═════ Material supplied ═════

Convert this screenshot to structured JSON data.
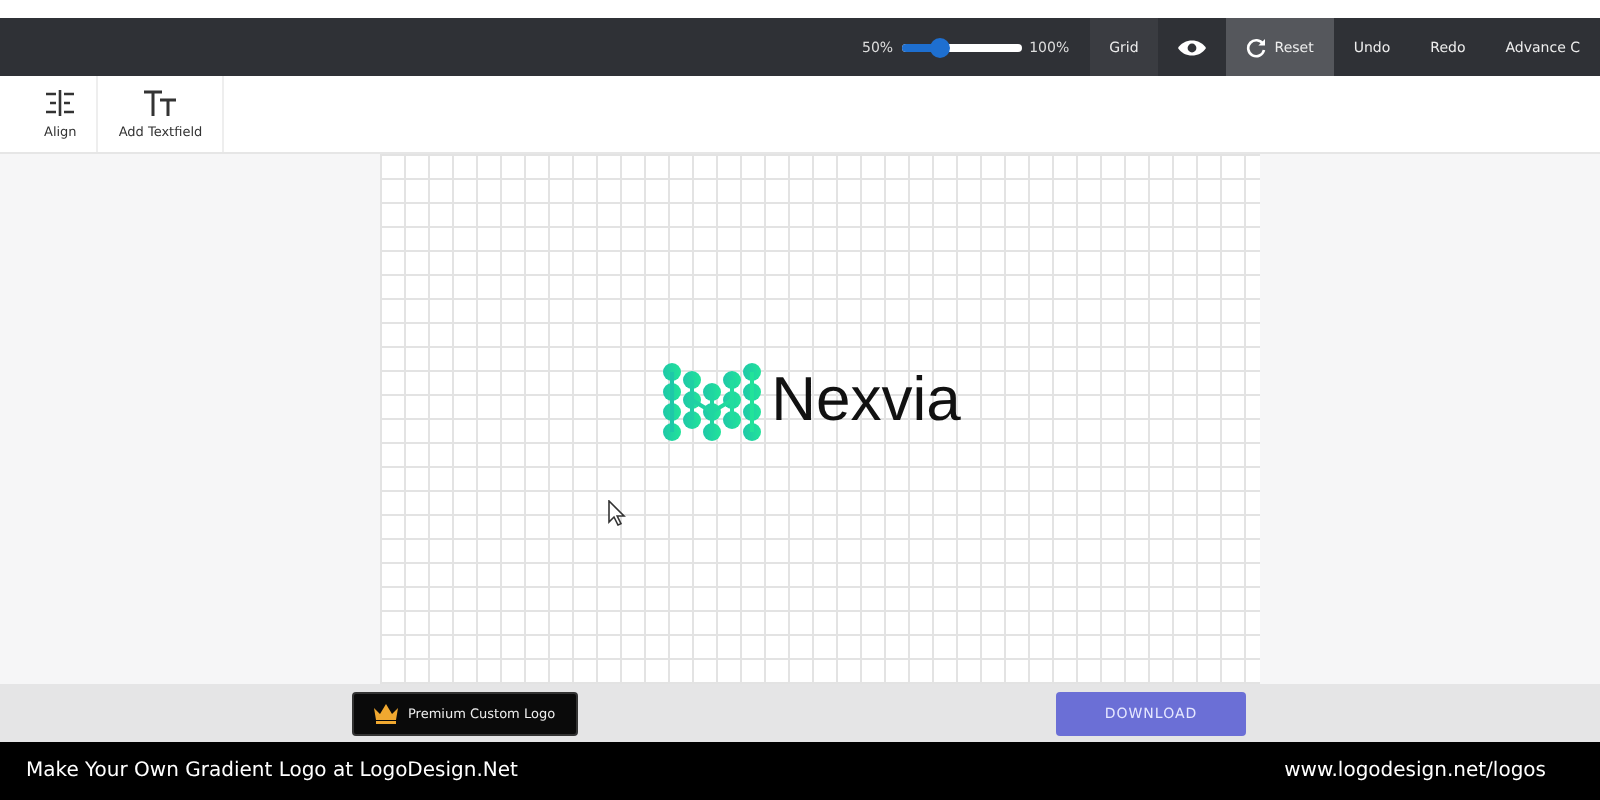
{
  "topbar": {
    "zoom": {
      "min_label": "50%",
      "max_label": "100%",
      "level": 0.33
    },
    "items": [
      {
        "kind": "text",
        "label": "Grid",
        "selected": false
      },
      {
        "kind": "eye",
        "selected": false
      },
      {
        "kind": "reset",
        "label": "Reset",
        "selected": true
      },
      {
        "kind": "text",
        "label": "Undo",
        "selected": false
      },
      {
        "kind": "text",
        "label": "Redo",
        "selected": false
      },
      {
        "kind": "text",
        "label": "Advance C",
        "selected": false
      }
    ]
  },
  "toolbar": {
    "tools": [
      {
        "kind": "align",
        "label": "Align"
      },
      {
        "kind": "text",
        "label": "Add Textfield"
      }
    ]
  },
  "canvas": {
    "logo_text": "Nexvia"
  },
  "actions": {
    "premium": "Premium Custom Logo",
    "download": "DOWNLOAD"
  },
  "footer": {
    "left": "Make Your Own Gradient Logo at LogoDesign.Net",
    "right": "www.logodesign.net/logos"
  }
}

═════

Requirement: The data above needs to be retyped exactly, with the images left out.

Exercise solution:
Convert this screenshot to structured JSON data.
{
  "topbar": {
    "zoom": {
      "min_label": "50%",
      "max_label": "100%",
      "level": 0.33
    },
    "items": [
      {
        "kind": "text",
        "label": "Grid",
        "selected": false
      },
      {
        "kind": "eye",
        "selected": false
      },
      {
        "kind": "reset",
        "label": "Reset",
        "selected": true
      },
      {
        "kind": "text",
        "label": "Undo",
        "selected": false
      },
      {
        "kind": "text",
        "label": "Redo",
        "selected": false
      },
      {
        "kind": "text",
        "label": "Advance C",
        "selected": false
      }
    ]
  },
  "toolbar": {
    "tools": [
      {
        "kind": "align",
        "label": "Align"
      },
      {
        "kind": "text",
        "label": "Add Textfield"
      }
    ]
  },
  "canvas": {
    "logo_text": "Nexvia"
  },
  "actions": {
    "premium": "Premium Custom Logo",
    "download": "DOWNLOAD"
  },
  "footer": {
    "left": "Make Your Own Gradient Logo at LogoDesign.Net",
    "right": "www.logodesign.net/logos"
  }
}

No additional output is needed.